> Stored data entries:
^^^^^^^^

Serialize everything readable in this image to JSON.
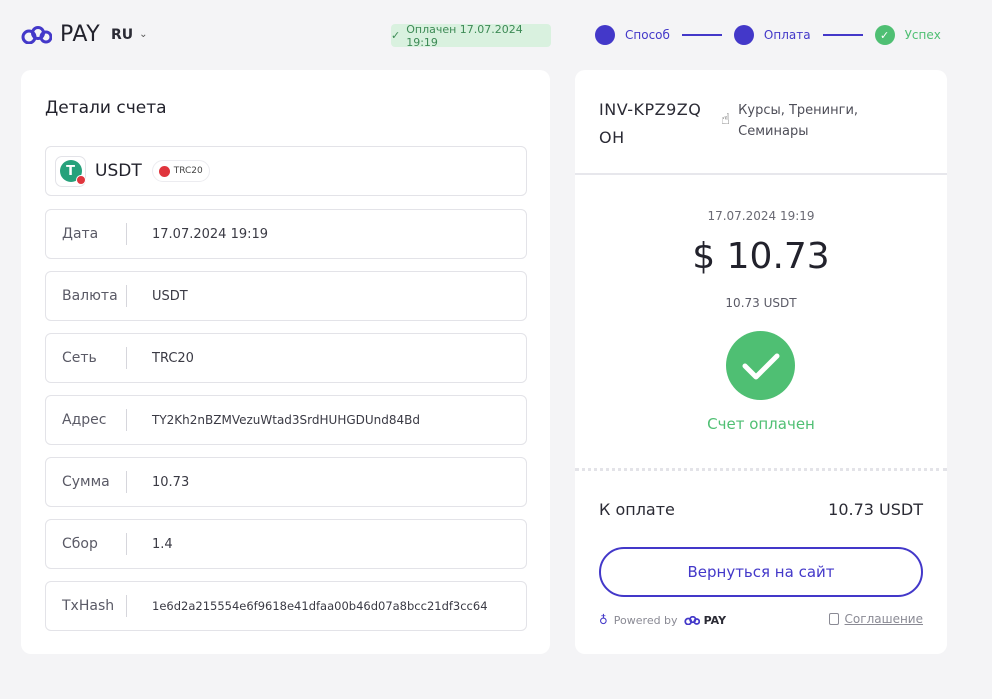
{
  "header": {
    "logo_text": "PAY",
    "language": "RU",
    "status_badge": "Оплачен 17.07.2024 19:19",
    "steps": [
      {
        "label": "Способ",
        "state": "active"
      },
      {
        "label": "Оплата",
        "state": "active"
      },
      {
        "label": "Успех",
        "state": "done"
      }
    ]
  },
  "details": {
    "title": "Детали счета",
    "coin": {
      "name": "USDT",
      "network_badge": "TRC20"
    },
    "rows": [
      {
        "label": "Дата",
        "value": "17.07.2024 19:19"
      },
      {
        "label": "Валюта",
        "value": "USDT"
      },
      {
        "label": "Сеть",
        "value": "TRC20"
      },
      {
        "label": "Адрес",
        "value": "TY2Kh2nBZMVezuWtad3SrdHUHGDUnd84Bd"
      },
      {
        "label": "Сумма",
        "value": "10.73"
      },
      {
        "label": "Сбор",
        "value": "1.4"
      },
      {
        "label": "TxHash",
        "value": "1e6d2a215554e6f9618e41dfaa00b46d07a8bcc21df3cc64"
      }
    ]
  },
  "summary": {
    "invoice_number": "INV-KPZ9ZQOH",
    "category": "Курсы, Тренинги, Семинары",
    "date": "17.07.2024 19:19",
    "amount": "$ 10.73",
    "crypto_amount": "10.73 USDT",
    "status": "Счет оплачен",
    "total_label": "К оплате",
    "total_value": "10.73 USDT",
    "return_button": "Вернуться на сайт",
    "powered_by": "Powered by",
    "powered_brand": "PAY",
    "agreement": "Соглашение"
  },
  "colors": {
    "accent": "#4338c9",
    "success": "#4fbf73",
    "background": "#f4f4f6"
  }
}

^^^^^^^^

> Instructions to follow: Omitting all images, print the listing exactly.

> The answer:
Serialize everything readable in this image to JSON.
{
  "header": {
    "logo_text": "PAY",
    "language": "RU",
    "status_badge": "Оплачен 17.07.2024 19:19",
    "steps": [
      {
        "label": "Способ",
        "state": "active"
      },
      {
        "label": "Оплата",
        "state": "active"
      },
      {
        "label": "Успех",
        "state": "done"
      }
    ]
  },
  "details": {
    "title": "Детали счета",
    "coin": {
      "name": "USDT",
      "network_badge": "TRC20"
    },
    "rows": [
      {
        "label": "Дата",
        "value": "17.07.2024 19:19"
      },
      {
        "label": "Валюта",
        "value": "USDT"
      },
      {
        "label": "Сеть",
        "value": "TRC20"
      },
      {
        "label": "Адрес",
        "value": "TY2Kh2nBZMVezuWtad3SrdHUHGDUnd84Bd"
      },
      {
        "label": "Сумма",
        "value": "10.73"
      },
      {
        "label": "Сбор",
        "value": "1.4"
      },
      {
        "label": "TxHash",
        "value": "1e6d2a215554e6f9618e41dfaa00b46d07a8bcc21df3cc64"
      }
    ]
  },
  "summary": {
    "invoice_number": "INV-KPZ9ZQOH",
    "category": "Курсы, Тренинги, Семинары",
    "date": "17.07.2024 19:19",
    "amount": "$ 10.73",
    "crypto_amount": "10.73 USDT",
    "status": "Счет оплачен",
    "total_label": "К оплате",
    "total_value": "10.73 USDT",
    "return_button": "Вернуться на сайт",
    "powered_by": "Powered by",
    "powered_brand": "PAY",
    "agreement": "Соглашение"
  },
  "colors": {
    "accent": "#4338c9",
    "success": "#4fbf73",
    "background": "#f4f4f6"
  }
}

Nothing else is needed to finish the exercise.